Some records
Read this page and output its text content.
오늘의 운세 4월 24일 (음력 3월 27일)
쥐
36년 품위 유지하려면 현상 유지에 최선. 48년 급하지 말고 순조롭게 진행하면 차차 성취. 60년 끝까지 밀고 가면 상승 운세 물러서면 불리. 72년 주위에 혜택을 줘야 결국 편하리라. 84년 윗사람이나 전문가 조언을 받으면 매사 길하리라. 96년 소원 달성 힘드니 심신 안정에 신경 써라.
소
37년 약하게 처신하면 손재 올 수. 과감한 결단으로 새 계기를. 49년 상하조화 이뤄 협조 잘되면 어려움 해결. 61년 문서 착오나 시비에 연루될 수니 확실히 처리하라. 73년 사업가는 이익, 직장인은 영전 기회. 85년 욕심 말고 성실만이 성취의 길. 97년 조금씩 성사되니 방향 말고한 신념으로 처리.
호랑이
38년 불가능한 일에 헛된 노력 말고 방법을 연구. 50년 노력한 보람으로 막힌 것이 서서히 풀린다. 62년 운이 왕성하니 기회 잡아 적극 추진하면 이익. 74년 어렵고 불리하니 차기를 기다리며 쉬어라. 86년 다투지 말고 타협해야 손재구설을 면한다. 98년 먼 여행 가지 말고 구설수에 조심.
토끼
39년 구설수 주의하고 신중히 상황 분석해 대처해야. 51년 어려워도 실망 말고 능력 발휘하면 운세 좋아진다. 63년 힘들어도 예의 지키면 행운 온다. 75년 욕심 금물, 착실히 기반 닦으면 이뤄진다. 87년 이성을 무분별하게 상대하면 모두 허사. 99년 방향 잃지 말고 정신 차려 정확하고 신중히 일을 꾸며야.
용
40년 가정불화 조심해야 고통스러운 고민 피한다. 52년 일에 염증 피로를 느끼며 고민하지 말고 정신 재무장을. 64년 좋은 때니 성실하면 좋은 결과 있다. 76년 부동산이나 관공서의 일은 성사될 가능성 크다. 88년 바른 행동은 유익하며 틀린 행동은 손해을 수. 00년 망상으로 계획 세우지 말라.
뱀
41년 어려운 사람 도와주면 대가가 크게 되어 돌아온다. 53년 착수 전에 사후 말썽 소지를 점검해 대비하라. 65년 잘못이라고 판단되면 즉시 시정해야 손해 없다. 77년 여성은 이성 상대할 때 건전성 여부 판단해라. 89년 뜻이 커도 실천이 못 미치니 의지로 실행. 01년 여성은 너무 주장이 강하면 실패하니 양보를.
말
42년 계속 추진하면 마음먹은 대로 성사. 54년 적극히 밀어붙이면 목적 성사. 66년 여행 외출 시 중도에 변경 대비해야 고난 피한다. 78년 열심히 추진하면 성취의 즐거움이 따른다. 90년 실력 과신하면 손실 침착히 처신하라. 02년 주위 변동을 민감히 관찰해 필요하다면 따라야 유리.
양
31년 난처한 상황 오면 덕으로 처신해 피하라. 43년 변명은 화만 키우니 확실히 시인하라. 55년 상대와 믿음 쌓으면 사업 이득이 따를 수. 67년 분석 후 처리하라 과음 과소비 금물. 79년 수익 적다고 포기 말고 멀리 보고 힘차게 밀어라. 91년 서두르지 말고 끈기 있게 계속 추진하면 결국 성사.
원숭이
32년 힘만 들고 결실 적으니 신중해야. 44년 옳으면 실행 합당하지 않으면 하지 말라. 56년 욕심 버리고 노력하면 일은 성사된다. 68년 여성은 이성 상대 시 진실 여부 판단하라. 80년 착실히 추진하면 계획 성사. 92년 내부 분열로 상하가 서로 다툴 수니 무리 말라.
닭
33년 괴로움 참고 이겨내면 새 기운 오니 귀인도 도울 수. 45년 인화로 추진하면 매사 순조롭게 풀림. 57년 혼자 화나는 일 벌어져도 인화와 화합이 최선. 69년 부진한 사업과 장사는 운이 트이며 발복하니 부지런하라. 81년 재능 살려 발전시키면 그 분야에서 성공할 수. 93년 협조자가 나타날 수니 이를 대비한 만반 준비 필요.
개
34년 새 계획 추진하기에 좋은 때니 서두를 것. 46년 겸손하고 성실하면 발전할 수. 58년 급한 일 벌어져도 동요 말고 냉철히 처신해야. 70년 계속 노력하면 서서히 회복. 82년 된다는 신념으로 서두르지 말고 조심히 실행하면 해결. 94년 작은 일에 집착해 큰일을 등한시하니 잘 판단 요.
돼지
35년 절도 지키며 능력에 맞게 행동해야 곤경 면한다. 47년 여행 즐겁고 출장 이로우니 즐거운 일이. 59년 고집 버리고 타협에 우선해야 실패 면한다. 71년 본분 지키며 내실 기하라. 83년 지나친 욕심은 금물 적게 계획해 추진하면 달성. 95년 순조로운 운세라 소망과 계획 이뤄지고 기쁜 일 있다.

[Problem details] Output each record precisely as given.

[Output below]
Read this page and output its text content.
오늘의 운세 4월 24일 (음력 3월 27일)
쥐
36년 품위 유지하려면 현상 유지에 최선. 48년 급하지 말고 순조롭게 진행하면 차차 성취. 60년 끝까지 밀고 가면 상승 운세 물러서면 불리. 72년 주위에 혜택을 줘야 결국 편하리라. 84년 윗사람이나 전문가 조언을 받으면 매사 길하리라. 96년 소원 달성 힘드니 심신 안정에 신경 써라.
소
37년 약하게 처신하면 손재 올 수. 과감한 결단으로 새 계기를. 49년 상하조화 이뤄 협조 잘되면 어려움 해결. 61년 문서 착오나 시비에 연루될 수니 확실히 처리하라. 73년 사업가는 이익, 직장인은 영전 기회. 85년 욕심 말고 성실만이 성취의 길. 97년 조금씩 성사되니 방향 말고한 신념으로 처리.
호랑이
38년 불가능한 일에 헛된 노력 말고 방법을 연구. 50년 노력한 보람으로 막힌 것이 서서히 풀린다. 62년 운이 왕성하니 기회 잡아 적극 추진하면 이익. 74년 어렵고 불리하니 차기를 기다리며 쉬어라. 86년 다투지 말고 타협해야 손재구설을 면한다. 98년 먼 여행 가지 말고 구설수에 조심.
토끼
39년 구설수 주의하고 신중히 상황 분석해 대처해야. 51년 어려워도 실망 말고 능력 발휘하면 운세 좋아진다. 63년 힘들어도 예의 지키면 행운 온다. 75년 욕심 금물, 착실히 기반 닦으면 이뤄진다. 87년 이성을 무분별하게 상대하면 모두 허사. 99년 방향 잃지 말고 정신 차려 정확하고 신중히 일을 꾸며야.
용
40년 가정불화 조심해야 고통스러운 고민 피한다. 52년 일에 염증 피로를 느끼며 고민하지 말고 정신 재무장을. 64년 좋은 때니 성실하면 좋은 결과 있다. 76년 부동산이나 관공서의 일은 성사될 가능성 크다. 88년 바른 행동은 유익하며 틀린 행동은 손해을 수. 00년 망상으로 계획 세우지 말라.
뱀
41년 어려운 사람 도와주면 대가가 크게 되어 돌아온다. 53년 착수 전에 사후 말썽 소지를 점검해 대비하라. 65년 잘못이라고 판단되면 즉시 시정해야 손해 없다. 77년 여성은 이성 상대할 때 건전성 여부 판단해라. 89년 뜻이 커도 실천이 못 미치니 의지로 실행. 01년 여성은 너무 주장이 강하면 실패하니 양보를.
말
42년 계속 추진하면 마음먹은 대로 성사. 54년 적극히 밀어붙이면 목적 성사. 66년 여행 외출 시 중도에 변경 대비해야 고난 피한다. 78년 열심히 추진하면 성취의 즐거움이 따른다. 90년 실력 과신하면 손실 침착히 처신하라. 02년 주위 변동을 민감히 관찰해 필요하다면 따라야 유리.
양
31년 난처한 상황 오면 덕으로 처신해 피하라. 43년 변명은 화만 키우니 확실히 시인하라. 55년 상대와 믿음 쌓으면 사업 이득이 따를 수. 67년 분석 후 처리하라 과음 과소비 금물. 79년 수익 적다고 포기 말고 멀리 보고 힘차게 밀어라. 91년 서두르지 말고 끈기 있게 계속 추진하면 결국 성사.
원숭이
32년 힘만 들고 결실 적으니 신중해야. 44년 옳으면 실행 합당하지 않으면 하지 말라. 56년 욕심 버리고 노력하면 일은 성사된다. 68년 여성은 이성 상대 시 진실 여부 판단하라. 80년 착실히 추진하면 계획 성사. 92년 내부 분열로 상하가 서로 다툴 수니 무리 말라.
닭
33년 괴로움 참고 이겨내면 새 기운 오니 귀인도 도울 수. 45년 인화로 추진하면 매사 순조롭게 풀림. 57년 혼자 화나는 일 벌어져도 인화와 화합이 최선. 69년 부진한 사업과 장사는 운이 트이며 발복하니 부지런하라. 81년 재능 살려 발전시키면 그 분야에서 성공할 수. 93년 협조자가 나타날 수니 이를 대비한 만반 준비 필요.
개
34년 새 계획 추진하기에 좋은 때니 서두를 것. 46년 겸손하고 성실하면 발전할 수. 58년 급한 일 벌어져도 동요 말고 냉철히 처신해야. 70년 계속 노력하면 서서히 회복. 82년 된다는 신념으로 서두르지 말고 조심히 실행하면 해결. 94년 작은 일에 집착해 큰일을 등한시하니 잘 판단 요.
돼지
35년 절도 지키며 능력에 맞게 행동해야 곤경 면한다. 47년 여행 즐겁고 출장 이로우니 즐거운 일이. 59년 고집 버리고 타협에 우선해야 실패 면한다. 71년 본분 지키며 내실 기하라. 83년 지나친 욕심은 금물 적게 계획해 추진하면 달성. 95년 순조로운 운세라 소망과 계획 이뤄지고 기쁜 일 있다.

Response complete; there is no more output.